==== SOURCE MATERIAL ====

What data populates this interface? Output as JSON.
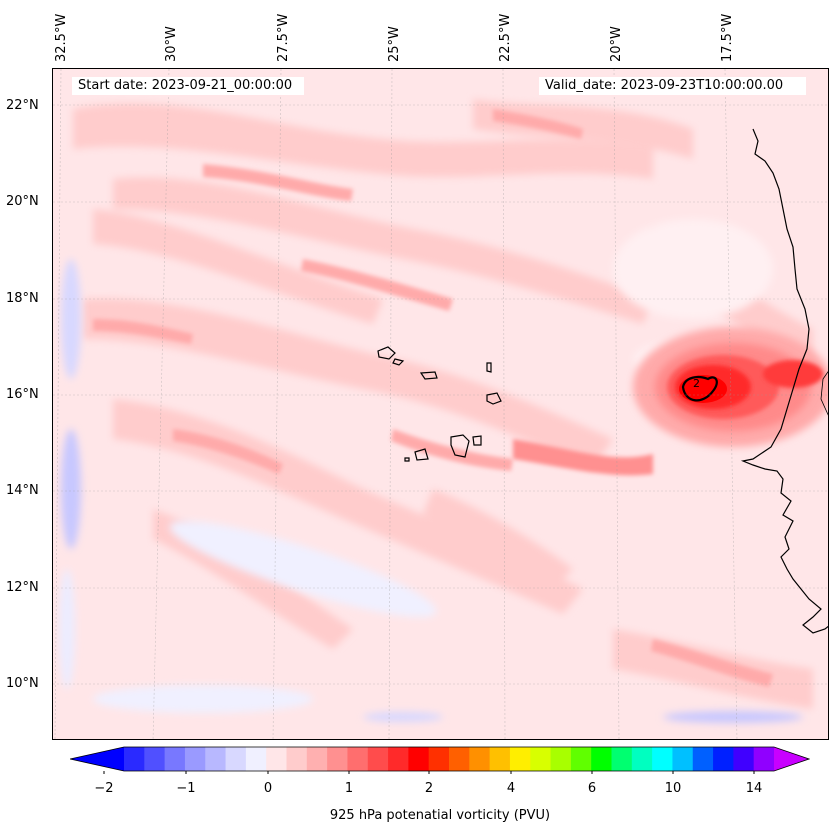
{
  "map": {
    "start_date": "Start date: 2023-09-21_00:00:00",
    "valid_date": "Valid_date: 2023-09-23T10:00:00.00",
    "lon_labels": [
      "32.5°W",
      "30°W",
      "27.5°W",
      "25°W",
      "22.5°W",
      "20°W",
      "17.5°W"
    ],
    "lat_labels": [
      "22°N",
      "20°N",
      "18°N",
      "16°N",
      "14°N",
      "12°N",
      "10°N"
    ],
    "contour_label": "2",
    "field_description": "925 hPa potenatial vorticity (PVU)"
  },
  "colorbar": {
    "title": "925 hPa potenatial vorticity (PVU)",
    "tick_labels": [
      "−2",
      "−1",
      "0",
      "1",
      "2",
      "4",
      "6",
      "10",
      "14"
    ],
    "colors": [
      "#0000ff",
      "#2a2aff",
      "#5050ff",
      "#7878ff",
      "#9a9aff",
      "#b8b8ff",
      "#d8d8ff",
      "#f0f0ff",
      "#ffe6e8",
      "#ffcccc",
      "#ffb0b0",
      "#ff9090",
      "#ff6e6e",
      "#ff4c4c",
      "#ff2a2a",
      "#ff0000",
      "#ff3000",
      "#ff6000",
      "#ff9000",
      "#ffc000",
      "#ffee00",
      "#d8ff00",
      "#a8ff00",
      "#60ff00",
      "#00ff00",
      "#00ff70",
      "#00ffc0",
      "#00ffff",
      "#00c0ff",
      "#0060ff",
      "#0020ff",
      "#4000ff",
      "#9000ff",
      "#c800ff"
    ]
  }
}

====
==== SOURCE MATERIAL ====

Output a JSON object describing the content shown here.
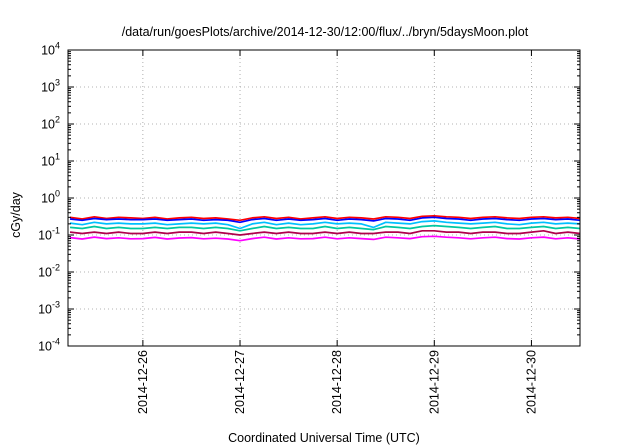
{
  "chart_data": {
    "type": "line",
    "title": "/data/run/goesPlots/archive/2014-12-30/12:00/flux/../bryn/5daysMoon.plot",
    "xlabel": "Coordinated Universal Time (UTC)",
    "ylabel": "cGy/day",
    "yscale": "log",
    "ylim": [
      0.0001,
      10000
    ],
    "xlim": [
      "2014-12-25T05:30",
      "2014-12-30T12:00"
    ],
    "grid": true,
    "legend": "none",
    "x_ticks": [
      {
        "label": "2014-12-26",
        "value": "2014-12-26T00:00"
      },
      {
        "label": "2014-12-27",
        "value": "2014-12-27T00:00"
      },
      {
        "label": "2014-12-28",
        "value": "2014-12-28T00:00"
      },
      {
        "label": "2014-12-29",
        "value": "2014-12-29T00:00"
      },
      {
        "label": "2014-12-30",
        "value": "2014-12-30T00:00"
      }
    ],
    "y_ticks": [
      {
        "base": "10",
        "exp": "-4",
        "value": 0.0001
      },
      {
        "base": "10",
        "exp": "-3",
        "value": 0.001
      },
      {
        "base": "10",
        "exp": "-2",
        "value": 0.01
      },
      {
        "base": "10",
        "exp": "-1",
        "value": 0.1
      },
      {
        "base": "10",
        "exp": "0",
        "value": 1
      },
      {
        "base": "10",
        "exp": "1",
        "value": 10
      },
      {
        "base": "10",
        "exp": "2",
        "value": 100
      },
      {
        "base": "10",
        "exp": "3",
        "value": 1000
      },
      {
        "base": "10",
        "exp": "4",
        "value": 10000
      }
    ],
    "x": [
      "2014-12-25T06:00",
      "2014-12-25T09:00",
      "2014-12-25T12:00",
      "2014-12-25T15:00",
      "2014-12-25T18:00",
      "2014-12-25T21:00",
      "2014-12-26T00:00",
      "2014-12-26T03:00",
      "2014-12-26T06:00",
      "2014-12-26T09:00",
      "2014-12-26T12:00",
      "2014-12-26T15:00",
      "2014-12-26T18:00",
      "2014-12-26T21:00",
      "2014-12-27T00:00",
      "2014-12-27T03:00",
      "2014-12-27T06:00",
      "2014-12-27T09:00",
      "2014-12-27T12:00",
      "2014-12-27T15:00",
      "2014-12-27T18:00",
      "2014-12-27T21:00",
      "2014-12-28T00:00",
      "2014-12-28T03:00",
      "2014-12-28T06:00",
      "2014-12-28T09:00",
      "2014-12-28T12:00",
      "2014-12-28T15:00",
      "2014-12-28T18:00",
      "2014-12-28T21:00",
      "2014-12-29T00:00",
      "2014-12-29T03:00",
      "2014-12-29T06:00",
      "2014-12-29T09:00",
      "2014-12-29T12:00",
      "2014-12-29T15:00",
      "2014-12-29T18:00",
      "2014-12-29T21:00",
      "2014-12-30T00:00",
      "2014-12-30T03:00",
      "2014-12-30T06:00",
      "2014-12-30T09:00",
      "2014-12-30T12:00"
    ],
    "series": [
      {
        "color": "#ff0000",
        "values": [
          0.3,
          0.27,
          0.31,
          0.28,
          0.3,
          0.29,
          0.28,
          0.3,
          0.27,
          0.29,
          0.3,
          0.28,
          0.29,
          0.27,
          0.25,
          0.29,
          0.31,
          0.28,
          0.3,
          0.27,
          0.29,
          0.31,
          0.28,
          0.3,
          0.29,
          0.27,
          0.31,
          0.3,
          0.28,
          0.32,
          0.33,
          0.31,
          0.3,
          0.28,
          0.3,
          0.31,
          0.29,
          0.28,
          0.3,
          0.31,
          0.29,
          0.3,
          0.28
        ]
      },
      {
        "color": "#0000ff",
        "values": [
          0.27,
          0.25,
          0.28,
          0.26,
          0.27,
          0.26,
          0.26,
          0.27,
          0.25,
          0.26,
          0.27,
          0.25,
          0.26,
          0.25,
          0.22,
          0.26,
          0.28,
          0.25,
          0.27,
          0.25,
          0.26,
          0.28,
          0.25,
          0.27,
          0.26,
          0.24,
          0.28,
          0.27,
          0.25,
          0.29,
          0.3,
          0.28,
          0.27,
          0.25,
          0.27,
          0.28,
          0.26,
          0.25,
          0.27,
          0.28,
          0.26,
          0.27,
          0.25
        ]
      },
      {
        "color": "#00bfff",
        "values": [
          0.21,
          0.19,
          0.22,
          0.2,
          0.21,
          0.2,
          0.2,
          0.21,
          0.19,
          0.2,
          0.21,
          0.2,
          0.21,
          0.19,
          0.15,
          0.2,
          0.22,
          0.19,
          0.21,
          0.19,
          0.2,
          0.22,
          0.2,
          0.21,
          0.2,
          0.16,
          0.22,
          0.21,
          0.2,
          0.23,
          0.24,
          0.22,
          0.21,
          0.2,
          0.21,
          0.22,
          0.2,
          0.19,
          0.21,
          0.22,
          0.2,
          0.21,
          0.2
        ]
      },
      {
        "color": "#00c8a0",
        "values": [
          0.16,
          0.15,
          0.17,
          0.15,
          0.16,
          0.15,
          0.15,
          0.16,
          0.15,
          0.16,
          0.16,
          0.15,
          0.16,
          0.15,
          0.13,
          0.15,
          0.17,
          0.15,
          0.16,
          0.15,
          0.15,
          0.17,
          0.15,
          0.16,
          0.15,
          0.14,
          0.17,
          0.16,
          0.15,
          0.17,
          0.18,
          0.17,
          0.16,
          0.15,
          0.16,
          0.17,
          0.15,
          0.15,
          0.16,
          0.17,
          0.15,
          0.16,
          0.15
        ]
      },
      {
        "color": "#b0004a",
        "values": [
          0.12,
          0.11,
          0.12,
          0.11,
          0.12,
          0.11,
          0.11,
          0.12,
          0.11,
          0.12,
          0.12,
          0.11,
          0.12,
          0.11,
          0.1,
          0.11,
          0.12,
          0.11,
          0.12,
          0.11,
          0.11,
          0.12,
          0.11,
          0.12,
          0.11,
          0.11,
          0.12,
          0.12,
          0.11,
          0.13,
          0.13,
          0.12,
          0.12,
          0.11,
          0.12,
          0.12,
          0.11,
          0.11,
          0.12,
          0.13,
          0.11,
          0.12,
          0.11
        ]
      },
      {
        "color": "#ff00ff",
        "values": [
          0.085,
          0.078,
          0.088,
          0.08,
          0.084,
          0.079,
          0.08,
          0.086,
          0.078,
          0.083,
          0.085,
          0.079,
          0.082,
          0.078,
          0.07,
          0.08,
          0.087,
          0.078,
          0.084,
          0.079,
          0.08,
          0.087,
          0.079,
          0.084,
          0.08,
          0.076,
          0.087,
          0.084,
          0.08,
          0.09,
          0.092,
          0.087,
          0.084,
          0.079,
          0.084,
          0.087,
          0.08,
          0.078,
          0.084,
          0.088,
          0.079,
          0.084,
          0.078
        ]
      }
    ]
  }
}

====

-- WHAT IS NEEDED --
Pull every line containing "potenatial" from the data.

-- CORRECT OUTPUT --
    "field_description": "925 hPa potenatial vorticity (PVU)"
    "title": "925 hPa potenatial vorticity (PVU)",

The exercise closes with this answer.